** start of PAGE EXTRACT **

Skip to main content

A performance analysis tool for distributed GPU workloads

Project description

CircleCI codecov Docs License PRs Welcome

Holistic Trace Analysis

Holistic Trace Analysis (HTA), is a performance analysis tool to identify performance bottlenecks in distributed training workloads. HTA achieves this by analyzing traces collected through the PyTorch Profiler a.k.a. Kineto.

Features

HTA provides the following features:

  1. Temporal Breakdown - Breakdown of time taken by the GPUs in terms of time spent in computation, communication, memory events, and idle time across all ranks.
  2. Kernel Breakdown - Finds kernels with the longest duration on each rank.
  3. Kernel Duration Distribution - Distribution of average time taken by longest kernels across different ranks.
  4. Idle Time Breakdown - Breakdown of GPU idle time into waiting for the host, waiting for another kernel or attribution to an unknown cause.
  5. Communication Computation Overlap - Calculate the percentage of time when communication overlaps computation.
  6. Frequent CUDA Kernel Patterns - Find the CUDA kernels most frequently launched by any given PyTorch or user defined operator.
  7. CUDA Kernel Launch Statistics - Distributions of GPU kernels with very small duration, large duration, and excessive launch time.
  8. Augmented Counters (Queue length, Memory bandwidth) - Augmented trace files which provide insights into memory bandwidth utilized and number of outstanding operations on each CUDA stream.
  9. Trace Comparison - A trace comparison tool to identify and visualize the differences between traces.
  10. CUPTI Counter Analysis - An experimental API to get GPU performance counters. By attributing performance measurements from kernels to PyTorch operators roofline analysis can be performed and kernels can be optimized.

** end of PAGE EXTRACT **
** start of RECORDED INFORMATION **

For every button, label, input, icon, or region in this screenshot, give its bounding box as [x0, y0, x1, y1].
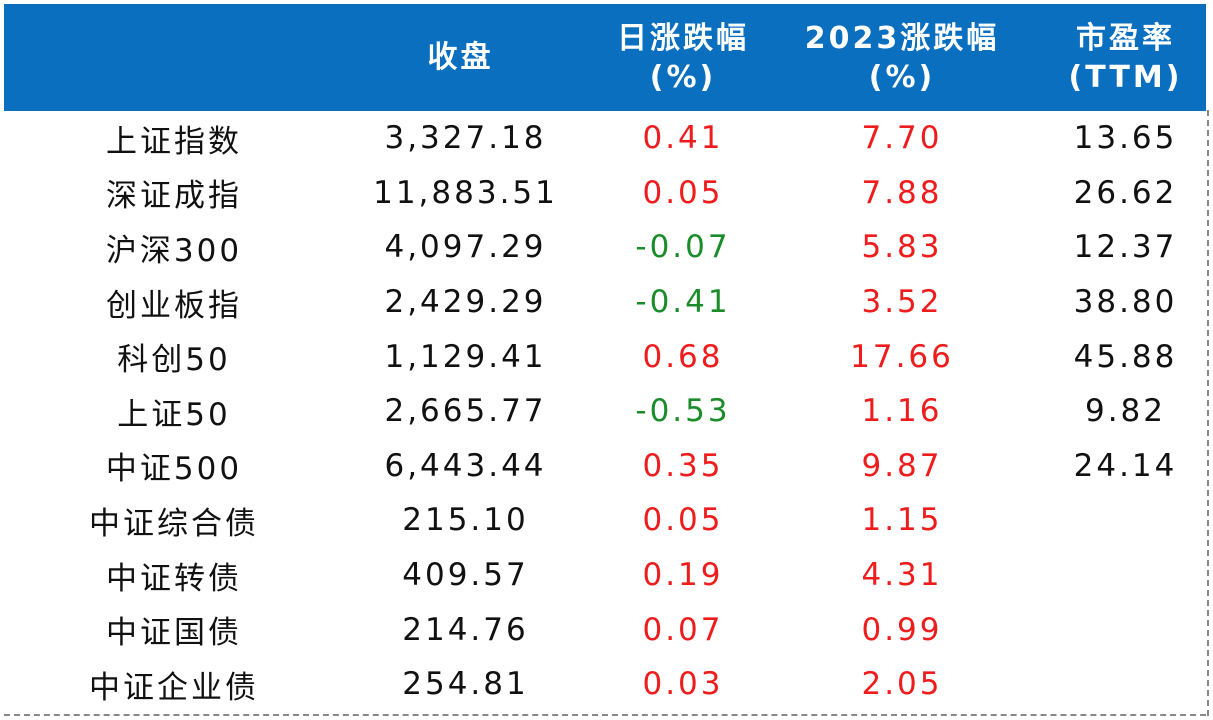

** end of RECORDED INFORMATION **

CHALLENGES »
1. From the Holistic Trace Analysis page, list the categories that the Temporal Breakdown feature uses to divide GPU time.
2. Continue the Holistic Trace Analysis page from the end of its features list.

WRITTEN ANSWERS »
1.
- computation
- communication
- memory events
- idle time

2.
Installation

HTA runs on Linux and Mac with Python >= 3.10.

Setup a Conda environment (optional)

See here to install Miniconda.

Create the environment env_name

conda create -n env_name

Activate the environment

conda activate env_name

Deactivate the environment

conda deactivate

Install using PyPI (stable)

pip install HolisticTraceAnalysis

Install from source

git clone https://github.com/facebookresearch/HolisticTraceAnalysis.git
cd HolisticTraceAnalysis
git submodule update --init
pip install -r requirements.txt
pip install -e .

Documentation

Learn more about the features and the API from our documentation.

Usage

Data Preparation

All traces collected from a job must reside in a unique folder.

Analysis in a Jupyter notebook

Activate the Conda environment and launch a Jupyter notebook.

conda activate env_name
jupyter notebook

Import HTA, and create a TraceAnalysis object

from hta.trace_analysis import TraceAnalysis
analyzer = TraceAnalysis(trace_dir = "/path/to/folder/containing/the/traces")

Basic Usage

# Temporal breakdown
temporal_breakdown_df = analyzer.get_temporal_breakdown()

# Kernel breakdown
kernel_breakdown_df = analyzer.get_gpu_kernel_breakdown()

# Idle time breakdown
idle_time_df = analyzer.get_idle_time_breakdown()

# Communication computation overlap
comm_comp_overlap_df = analyzer.get_comm_comp_overlap()

# Frequent CUDA kernel patterns
frequent_patterns_df = analyzer.get_frequent_cuda_kernel_patterns(operator_name="aten::linear", output_dir="/new/trace/path")

# CUDA kernel launch statistics
cuda_launch_kernel_stats = analyzer.get_cuda_kernel_launch_stats()

# Memory bandwidth time series
memory_bw_series = analyzer.get_memory_bw_time_series()

# Memory bandwidth summary
memory_bw_summary = analyzer.get_memory_bw_summary()

# Queue length time series
ql_series = analyzer.get_queue_length_time_series()

# Queue length summary
ql_summary = analyzer.get_queue_length_summary()

For a detailed demo run the trace_analysis_demo and trace_diff_demo notebooks in the examples folder.

Advanced Usage

Logging Level

Logging level is set through a configuration file in HTA. The default logging level is set in hta/configs/logging.config and can be changed in the [logger_hta] section of the file. If needed, a different logging file can be configured to use by modifying hta/configs/trace_analyzer.json.

Repo Map

├── examples                       # folder containing demo notebooks
│         ├── ...
├── hta
│         ├── analyzers            # core logic for each analysis
│         │       ├── ...
│         ├── common               # code common to multiple analysis
│         │       ├── ...
│         ├── configs              # config files
│         │       ├── ...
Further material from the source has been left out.